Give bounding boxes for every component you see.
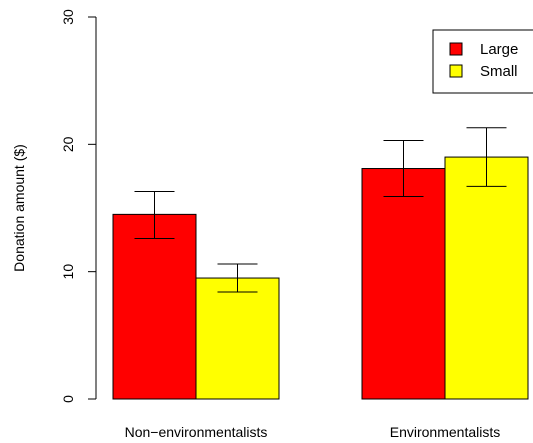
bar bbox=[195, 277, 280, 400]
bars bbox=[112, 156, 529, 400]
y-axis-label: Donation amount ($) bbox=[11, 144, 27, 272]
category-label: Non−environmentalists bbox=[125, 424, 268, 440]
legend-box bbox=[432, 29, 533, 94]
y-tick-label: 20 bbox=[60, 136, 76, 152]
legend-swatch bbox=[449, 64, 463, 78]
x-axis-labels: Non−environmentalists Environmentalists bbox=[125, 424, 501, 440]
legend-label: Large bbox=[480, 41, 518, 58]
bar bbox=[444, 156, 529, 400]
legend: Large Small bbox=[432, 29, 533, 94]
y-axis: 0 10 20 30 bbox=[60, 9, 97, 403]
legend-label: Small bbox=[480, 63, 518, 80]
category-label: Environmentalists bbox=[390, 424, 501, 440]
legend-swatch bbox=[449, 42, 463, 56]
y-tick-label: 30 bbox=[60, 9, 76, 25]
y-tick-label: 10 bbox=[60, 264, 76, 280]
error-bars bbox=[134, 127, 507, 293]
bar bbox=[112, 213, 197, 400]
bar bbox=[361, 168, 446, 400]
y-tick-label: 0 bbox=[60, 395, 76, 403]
__________________________________________________
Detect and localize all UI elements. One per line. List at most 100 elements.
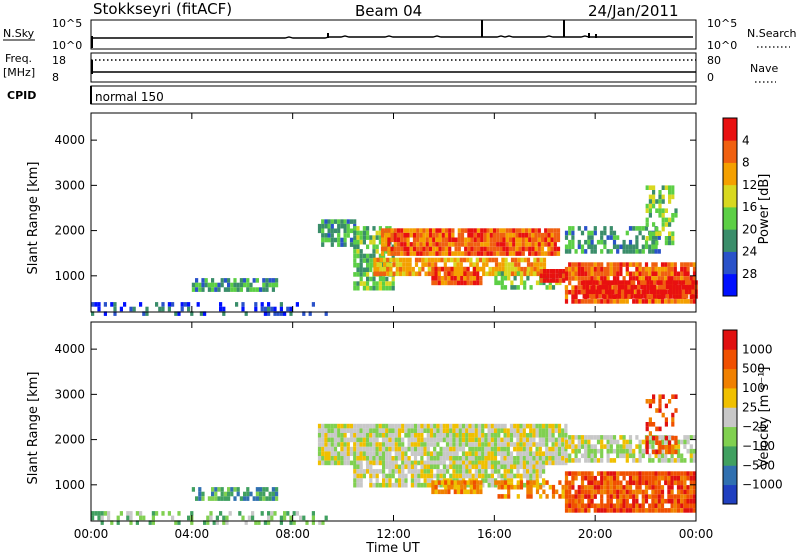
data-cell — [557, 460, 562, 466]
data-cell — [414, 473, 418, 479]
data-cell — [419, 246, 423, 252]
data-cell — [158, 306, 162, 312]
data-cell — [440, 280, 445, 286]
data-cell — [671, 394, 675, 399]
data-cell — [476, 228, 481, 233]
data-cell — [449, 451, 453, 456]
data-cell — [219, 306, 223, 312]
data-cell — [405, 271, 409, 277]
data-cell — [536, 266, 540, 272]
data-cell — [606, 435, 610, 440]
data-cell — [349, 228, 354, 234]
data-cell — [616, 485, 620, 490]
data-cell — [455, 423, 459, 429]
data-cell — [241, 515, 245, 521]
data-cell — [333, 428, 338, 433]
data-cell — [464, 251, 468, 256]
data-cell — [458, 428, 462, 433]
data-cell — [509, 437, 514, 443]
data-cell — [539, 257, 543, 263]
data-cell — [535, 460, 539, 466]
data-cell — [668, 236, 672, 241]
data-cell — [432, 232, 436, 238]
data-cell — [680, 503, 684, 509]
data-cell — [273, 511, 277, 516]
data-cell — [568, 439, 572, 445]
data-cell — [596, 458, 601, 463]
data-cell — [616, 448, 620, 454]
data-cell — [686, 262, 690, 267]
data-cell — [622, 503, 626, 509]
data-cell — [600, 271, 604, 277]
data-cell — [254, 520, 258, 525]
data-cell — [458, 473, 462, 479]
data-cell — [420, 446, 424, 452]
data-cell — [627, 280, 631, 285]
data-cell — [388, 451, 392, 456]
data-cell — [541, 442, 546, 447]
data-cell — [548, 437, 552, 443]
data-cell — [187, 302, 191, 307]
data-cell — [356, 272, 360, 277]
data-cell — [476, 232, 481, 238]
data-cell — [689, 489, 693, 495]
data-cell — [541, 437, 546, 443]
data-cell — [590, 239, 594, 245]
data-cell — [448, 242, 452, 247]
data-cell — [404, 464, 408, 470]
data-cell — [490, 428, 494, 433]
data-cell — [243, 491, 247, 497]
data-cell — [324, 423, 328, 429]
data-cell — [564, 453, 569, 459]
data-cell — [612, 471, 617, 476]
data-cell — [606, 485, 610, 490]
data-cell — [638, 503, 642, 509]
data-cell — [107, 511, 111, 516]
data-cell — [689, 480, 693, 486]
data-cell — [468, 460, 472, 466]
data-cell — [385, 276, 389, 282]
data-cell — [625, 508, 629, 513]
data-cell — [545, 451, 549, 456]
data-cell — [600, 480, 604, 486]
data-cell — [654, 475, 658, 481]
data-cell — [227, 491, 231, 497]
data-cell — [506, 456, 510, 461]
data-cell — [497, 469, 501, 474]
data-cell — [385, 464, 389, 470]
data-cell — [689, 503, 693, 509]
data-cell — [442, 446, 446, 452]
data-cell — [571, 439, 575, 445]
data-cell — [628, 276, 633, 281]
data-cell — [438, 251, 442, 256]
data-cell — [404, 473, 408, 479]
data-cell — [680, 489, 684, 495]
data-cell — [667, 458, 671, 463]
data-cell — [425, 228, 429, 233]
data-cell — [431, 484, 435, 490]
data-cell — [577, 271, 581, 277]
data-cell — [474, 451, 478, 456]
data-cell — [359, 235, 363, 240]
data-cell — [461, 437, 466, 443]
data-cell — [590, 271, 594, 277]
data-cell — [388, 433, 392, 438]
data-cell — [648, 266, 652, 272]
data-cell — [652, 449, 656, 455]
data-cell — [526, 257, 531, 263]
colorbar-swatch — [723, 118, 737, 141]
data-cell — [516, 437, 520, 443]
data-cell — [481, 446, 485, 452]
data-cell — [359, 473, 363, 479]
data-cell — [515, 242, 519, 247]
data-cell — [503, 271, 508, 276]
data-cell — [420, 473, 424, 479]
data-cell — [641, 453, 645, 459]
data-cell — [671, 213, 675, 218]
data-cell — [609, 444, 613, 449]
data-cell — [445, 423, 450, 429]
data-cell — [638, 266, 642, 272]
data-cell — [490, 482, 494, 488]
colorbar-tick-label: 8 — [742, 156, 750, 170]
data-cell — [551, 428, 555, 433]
__________________________________________________
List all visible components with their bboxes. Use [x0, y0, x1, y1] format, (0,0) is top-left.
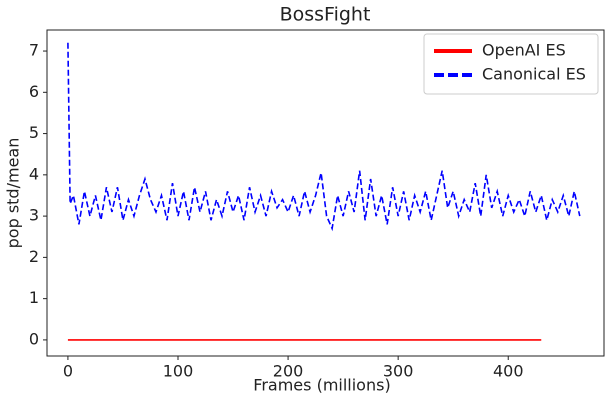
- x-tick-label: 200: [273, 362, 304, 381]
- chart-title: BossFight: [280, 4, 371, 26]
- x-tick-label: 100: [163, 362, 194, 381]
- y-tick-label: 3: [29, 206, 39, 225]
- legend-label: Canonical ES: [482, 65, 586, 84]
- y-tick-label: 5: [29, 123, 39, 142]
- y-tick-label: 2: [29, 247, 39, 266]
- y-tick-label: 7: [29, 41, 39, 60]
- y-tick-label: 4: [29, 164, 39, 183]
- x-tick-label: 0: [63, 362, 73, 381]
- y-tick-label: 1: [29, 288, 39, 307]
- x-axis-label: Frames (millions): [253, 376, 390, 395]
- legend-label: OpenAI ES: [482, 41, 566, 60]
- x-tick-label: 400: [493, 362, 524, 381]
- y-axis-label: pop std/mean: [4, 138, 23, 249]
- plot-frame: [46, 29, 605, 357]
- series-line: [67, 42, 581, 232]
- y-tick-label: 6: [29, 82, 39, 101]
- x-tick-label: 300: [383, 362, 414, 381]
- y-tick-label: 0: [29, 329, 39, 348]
__________________________________________________
TASK STATEMENT:
Please copy out the lines from the one with "data-cell — [557, 460, 562, 466]" to the one with "data-cell — [458, 473, 462, 479]", swapping every "data-cell" for "heatmap-cell" and leaving everything else unchanged.

FULL RESPONSE:
heatmap-cell — [557, 460, 562, 466]
heatmap-cell — [414, 473, 418, 479]
heatmap-cell — [419, 246, 423, 252]
heatmap-cell — [158, 306, 162, 312]
heatmap-cell — [440, 280, 445, 286]
heatmap-cell — [671, 394, 675, 399]
heatmap-cell — [476, 228, 481, 233]
heatmap-cell — [449, 451, 453, 456]
heatmap-cell — [219, 306, 223, 312]
heatmap-cell — [405, 271, 409, 277]
heatmap-cell — [536, 266, 540, 272]
heatmap-cell — [606, 435, 610, 440]
heatmap-cell — [349, 228, 354, 234]
heatmap-cell — [616, 485, 620, 490]
heatmap-cell — [455, 423, 459, 429]
heatmap-cell — [241, 515, 245, 521]
heatmap-cell — [333, 428, 338, 433]
heatmap-cell — [464, 251, 468, 256]
heatmap-cell — [458, 428, 462, 433]
heatmap-cell — [509, 437, 514, 443]
heatmap-cell — [539, 257, 543, 263]
heatmap-cell — [535, 460, 539, 466]
heatmap-cell — [668, 236, 672, 241]
heatmap-cell — [432, 232, 436, 238]
heatmap-cell — [680, 503, 684, 509]
heatmap-cell — [273, 511, 277, 516]
heatmap-cell — [568, 439, 572, 445]
heatmap-cell — [596, 458, 601, 463]
heatmap-cell — [616, 448, 620, 454]
heatmap-cell — [686, 262, 690, 267]
heatmap-cell — [622, 503, 626, 509]
heatmap-cell — [600, 271, 604, 277]
heatmap-cell — [254, 520, 258, 525]
heatmap-cell — [458, 473, 462, 479]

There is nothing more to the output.